(Dataset entries)
******

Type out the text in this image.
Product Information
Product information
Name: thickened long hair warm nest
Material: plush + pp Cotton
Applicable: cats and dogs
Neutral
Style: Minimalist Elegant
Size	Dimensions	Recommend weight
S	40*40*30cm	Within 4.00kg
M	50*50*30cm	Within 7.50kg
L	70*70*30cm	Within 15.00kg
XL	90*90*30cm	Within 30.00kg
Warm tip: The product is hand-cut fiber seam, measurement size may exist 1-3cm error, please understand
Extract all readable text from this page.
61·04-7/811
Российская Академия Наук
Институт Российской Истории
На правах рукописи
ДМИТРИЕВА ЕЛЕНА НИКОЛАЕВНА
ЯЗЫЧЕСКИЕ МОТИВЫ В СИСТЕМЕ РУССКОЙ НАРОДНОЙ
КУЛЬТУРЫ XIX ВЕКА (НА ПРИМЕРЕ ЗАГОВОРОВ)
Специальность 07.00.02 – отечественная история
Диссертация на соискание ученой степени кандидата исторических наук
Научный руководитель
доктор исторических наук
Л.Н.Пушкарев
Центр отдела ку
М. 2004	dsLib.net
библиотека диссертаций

******

*WHAT IS NEEDED:* Write down all the entries again without a single difference.

*SOLUTION TO THIS PROBLEM:*
Type out the text in this image.
Product Information
Product information
Name: thickened long hair warm nest
Material: plush + pp Cotton
Applicable: cats and dogs
Neutral
Style: Minimalist Elegant
Size	Dimensions	Recommend weight
S	40*40*30cm	Within 4.00kg
M	50*50*30cm	Within 7.50kg
L	70*70*30cm	Within 15.00kg
XL	90*90*30cm	Within 30.00kg
Warm tip: The product is hand-cut fiber seam, measurement size may exist 1-3cm error, please understand
Extract all readable text from this page.
61·04-7/811
Российская Академия Наук
Институт Российской Истории
На правах рукописи
ДМИТРИЕВА ЕЛЕНА НИКОЛАЕВНА
ЯЗЫЧЕСКИЕ МОТИВЫ В СИСТЕМЕ РУССКОЙ НАРОДНОЙ
КУЛЬТУРЫ XIX ВЕКА (НА ПРИМЕРЕ ЗАГОВОРОВ)
Специальность 07.00.02 – отечественная история
Диссертация на соискание ученой степени кандидата исторических наук
Научный руководитель
доктор исторических наук
Л.Н.Пушкарев
Центр отдела ку
М. 2004	dsLib.net
библиотека диссертаций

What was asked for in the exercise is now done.